→ TASK OBJECTIVE: Copy out every line exactly as given.

• • • • • • •

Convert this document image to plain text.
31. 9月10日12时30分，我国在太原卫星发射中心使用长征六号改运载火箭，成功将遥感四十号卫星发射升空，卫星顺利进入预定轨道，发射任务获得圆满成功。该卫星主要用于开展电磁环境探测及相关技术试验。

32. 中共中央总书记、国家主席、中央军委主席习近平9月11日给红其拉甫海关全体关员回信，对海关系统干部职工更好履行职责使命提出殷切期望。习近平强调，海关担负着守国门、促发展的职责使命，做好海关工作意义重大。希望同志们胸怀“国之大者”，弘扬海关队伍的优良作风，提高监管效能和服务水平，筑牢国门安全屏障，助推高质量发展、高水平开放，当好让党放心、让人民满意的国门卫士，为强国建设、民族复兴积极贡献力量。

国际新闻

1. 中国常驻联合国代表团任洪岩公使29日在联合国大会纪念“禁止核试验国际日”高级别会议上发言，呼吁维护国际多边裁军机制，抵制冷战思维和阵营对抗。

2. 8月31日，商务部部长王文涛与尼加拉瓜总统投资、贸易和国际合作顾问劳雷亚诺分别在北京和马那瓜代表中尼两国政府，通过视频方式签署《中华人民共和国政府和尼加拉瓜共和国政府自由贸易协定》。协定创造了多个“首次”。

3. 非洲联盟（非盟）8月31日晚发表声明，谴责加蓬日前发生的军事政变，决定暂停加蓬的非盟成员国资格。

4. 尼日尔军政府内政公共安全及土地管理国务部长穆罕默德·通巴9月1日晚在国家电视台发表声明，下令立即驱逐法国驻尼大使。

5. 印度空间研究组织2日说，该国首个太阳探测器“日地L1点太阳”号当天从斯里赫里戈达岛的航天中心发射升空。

• • • • • • •

→ ANSWER TO THE EXERCISE:
Convert this document image to plain text.
31. 9月10日12时30分，我国在太原卫星发射中心使用长征六号改运载火箭，成功将遥感四十号卫星发射升空，卫星顺利进入预定轨道，发射任务获得圆满成功。该卫星主要用于开展电磁环境探测及相关技术试验。

32. 中共中央总书记、国家主席、中央军委主席习近平9月11日给红其拉甫海关全体关员回信，对海关系统干部职工更好履行职责使命提出殷切期望。习近平强调，海关担负着守国门、促发展的职责使命，做好海关工作意义重大。希望同志们胸怀“国之大者”，弘扬海关队伍的优良作风，提高监管效能和服务水平，筑牢国门安全屏障，助推高质量发展、高水平开放，当好让党放心、让人民满意的国门卫士，为强国建设、民族复兴积极贡献力量。

国际新闻

1. 中国常驻联合国代表团任洪岩公使29日在联合国大会纪念“禁止核试验国际日”高级别会议上发言，呼吁维护国际多边裁军机制，抵制冷战思维和阵营对抗。

2. 8月31日，商务部部长王文涛与尼加拉瓜总统投资、贸易和国际合作顾问劳雷亚诺分别在北京和马那瓜代表中尼两国政府，通过视频方式签署《中华人民共和国政府和尼加拉瓜共和国政府自由贸易协定》。协定创造了多个“首次”。

3. 非洲联盟（非盟）8月31日晚发表声明，谴责加蓬日前发生的军事政变，决定暂停加蓬的非盟成员国资格。

4. 尼日尔军政府内政公共安全及土地管理国务部长穆罕默德·通巴9月1日晚在国家电视台发表声明，下令立即驱逐法国驻尼大使。

5. 印度空间研究组织2日说，该国首个太阳探测器“日地L1点太阳”号当天从斯里赫里戈达岛的航天中心发射升空。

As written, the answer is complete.